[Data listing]
____________________

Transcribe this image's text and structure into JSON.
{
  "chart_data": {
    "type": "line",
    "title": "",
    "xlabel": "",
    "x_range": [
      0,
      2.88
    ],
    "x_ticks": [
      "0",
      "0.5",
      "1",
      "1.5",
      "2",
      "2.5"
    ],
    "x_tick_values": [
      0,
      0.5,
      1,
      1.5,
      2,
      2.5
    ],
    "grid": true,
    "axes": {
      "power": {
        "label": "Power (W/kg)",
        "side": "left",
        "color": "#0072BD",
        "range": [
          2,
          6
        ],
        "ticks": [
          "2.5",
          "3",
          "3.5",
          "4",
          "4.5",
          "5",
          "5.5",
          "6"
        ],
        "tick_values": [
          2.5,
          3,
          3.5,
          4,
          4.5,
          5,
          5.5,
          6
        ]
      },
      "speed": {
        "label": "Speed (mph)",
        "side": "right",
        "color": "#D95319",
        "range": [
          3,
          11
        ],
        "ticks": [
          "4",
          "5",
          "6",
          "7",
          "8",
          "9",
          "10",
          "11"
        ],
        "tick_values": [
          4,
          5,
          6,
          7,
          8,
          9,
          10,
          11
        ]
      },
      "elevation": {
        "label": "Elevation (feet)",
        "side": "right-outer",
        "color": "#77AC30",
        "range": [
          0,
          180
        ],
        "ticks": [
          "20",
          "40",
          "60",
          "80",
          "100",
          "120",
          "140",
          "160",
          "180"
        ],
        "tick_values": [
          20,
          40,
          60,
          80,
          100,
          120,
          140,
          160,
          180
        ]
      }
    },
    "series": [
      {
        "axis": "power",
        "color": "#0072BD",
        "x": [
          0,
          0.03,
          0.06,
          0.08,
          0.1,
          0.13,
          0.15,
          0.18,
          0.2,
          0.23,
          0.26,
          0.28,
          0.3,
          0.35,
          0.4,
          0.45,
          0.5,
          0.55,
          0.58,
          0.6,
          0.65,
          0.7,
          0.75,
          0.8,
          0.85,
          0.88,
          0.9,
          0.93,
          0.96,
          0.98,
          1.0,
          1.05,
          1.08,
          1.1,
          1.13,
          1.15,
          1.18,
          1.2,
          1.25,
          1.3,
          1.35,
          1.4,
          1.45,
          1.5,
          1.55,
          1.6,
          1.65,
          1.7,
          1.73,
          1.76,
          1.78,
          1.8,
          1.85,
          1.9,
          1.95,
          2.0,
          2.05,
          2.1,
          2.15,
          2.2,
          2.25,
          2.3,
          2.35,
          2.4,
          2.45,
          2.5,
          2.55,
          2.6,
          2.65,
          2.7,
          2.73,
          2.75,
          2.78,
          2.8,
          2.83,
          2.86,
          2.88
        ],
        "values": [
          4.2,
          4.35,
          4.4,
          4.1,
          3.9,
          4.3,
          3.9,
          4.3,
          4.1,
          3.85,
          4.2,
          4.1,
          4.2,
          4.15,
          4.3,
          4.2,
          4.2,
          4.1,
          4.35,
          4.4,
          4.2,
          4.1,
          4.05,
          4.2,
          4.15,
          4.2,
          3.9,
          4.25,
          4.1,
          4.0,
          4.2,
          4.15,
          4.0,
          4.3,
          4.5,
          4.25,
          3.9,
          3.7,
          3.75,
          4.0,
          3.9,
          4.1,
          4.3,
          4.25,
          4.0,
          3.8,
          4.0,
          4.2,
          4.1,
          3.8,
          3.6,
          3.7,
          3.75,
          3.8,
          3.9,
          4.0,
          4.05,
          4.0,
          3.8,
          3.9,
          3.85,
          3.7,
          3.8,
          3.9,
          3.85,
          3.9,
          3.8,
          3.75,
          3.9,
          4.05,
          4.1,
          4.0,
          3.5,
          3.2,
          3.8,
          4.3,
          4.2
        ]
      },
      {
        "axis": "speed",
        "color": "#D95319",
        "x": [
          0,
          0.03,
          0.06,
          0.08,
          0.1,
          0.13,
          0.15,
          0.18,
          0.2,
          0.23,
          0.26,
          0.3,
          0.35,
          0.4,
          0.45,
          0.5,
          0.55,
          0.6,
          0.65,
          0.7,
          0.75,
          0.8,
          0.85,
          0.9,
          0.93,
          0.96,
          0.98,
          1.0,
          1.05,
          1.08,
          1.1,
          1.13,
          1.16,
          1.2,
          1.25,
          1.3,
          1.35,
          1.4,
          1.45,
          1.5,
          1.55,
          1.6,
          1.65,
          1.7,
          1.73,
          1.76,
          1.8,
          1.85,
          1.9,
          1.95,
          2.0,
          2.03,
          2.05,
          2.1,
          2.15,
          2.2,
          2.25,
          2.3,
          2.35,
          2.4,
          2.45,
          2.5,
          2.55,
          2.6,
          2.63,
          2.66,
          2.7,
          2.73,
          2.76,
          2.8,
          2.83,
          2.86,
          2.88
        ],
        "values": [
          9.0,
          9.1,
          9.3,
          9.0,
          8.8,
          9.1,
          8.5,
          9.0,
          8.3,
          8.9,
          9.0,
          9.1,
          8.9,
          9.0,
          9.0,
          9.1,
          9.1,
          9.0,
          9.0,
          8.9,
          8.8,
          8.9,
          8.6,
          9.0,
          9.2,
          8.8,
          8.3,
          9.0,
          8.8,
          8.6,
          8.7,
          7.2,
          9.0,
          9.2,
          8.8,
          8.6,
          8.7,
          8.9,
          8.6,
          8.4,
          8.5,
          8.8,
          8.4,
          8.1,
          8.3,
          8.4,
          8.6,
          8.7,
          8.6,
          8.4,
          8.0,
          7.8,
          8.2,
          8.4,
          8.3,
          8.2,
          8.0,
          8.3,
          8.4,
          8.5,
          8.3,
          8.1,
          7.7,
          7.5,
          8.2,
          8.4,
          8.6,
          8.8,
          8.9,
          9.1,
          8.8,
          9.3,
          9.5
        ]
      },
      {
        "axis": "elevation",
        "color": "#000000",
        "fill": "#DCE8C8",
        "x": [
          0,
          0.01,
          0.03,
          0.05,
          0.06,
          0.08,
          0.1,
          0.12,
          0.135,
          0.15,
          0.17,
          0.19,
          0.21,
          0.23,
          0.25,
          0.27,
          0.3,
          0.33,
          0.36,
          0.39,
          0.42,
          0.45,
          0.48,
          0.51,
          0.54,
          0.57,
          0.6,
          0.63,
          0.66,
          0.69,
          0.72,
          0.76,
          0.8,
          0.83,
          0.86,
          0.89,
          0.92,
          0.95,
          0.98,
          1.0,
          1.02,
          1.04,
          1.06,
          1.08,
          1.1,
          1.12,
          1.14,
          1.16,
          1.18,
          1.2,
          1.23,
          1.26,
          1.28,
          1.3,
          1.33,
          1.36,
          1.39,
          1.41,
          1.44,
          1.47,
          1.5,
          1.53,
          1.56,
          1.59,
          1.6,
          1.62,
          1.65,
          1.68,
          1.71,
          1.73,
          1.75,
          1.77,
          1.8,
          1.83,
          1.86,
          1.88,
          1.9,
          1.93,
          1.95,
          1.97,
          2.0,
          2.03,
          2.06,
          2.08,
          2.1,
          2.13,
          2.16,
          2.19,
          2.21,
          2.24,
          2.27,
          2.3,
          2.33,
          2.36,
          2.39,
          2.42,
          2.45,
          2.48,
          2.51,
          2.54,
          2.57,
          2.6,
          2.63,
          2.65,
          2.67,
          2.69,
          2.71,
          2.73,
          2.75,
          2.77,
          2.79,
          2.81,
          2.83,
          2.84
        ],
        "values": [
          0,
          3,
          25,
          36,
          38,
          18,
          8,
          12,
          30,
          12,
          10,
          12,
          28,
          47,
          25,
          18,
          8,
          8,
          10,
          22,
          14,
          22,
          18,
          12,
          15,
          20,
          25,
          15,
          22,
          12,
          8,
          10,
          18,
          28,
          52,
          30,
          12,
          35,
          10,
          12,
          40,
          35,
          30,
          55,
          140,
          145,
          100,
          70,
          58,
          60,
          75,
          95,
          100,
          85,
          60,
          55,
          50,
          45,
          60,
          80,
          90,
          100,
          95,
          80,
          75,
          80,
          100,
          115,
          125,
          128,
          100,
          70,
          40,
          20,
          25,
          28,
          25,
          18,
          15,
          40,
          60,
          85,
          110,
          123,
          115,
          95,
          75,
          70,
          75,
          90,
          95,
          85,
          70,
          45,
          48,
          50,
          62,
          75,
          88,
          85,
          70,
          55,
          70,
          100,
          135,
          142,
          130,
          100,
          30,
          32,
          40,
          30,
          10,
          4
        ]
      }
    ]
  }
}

____________________

▶ SET PROBLEM
Search the records above for "axis". Copy each line where it is found.

▶ RESULT
        "axis": "power",
        "axis": "speed",
        "axis": "elevation",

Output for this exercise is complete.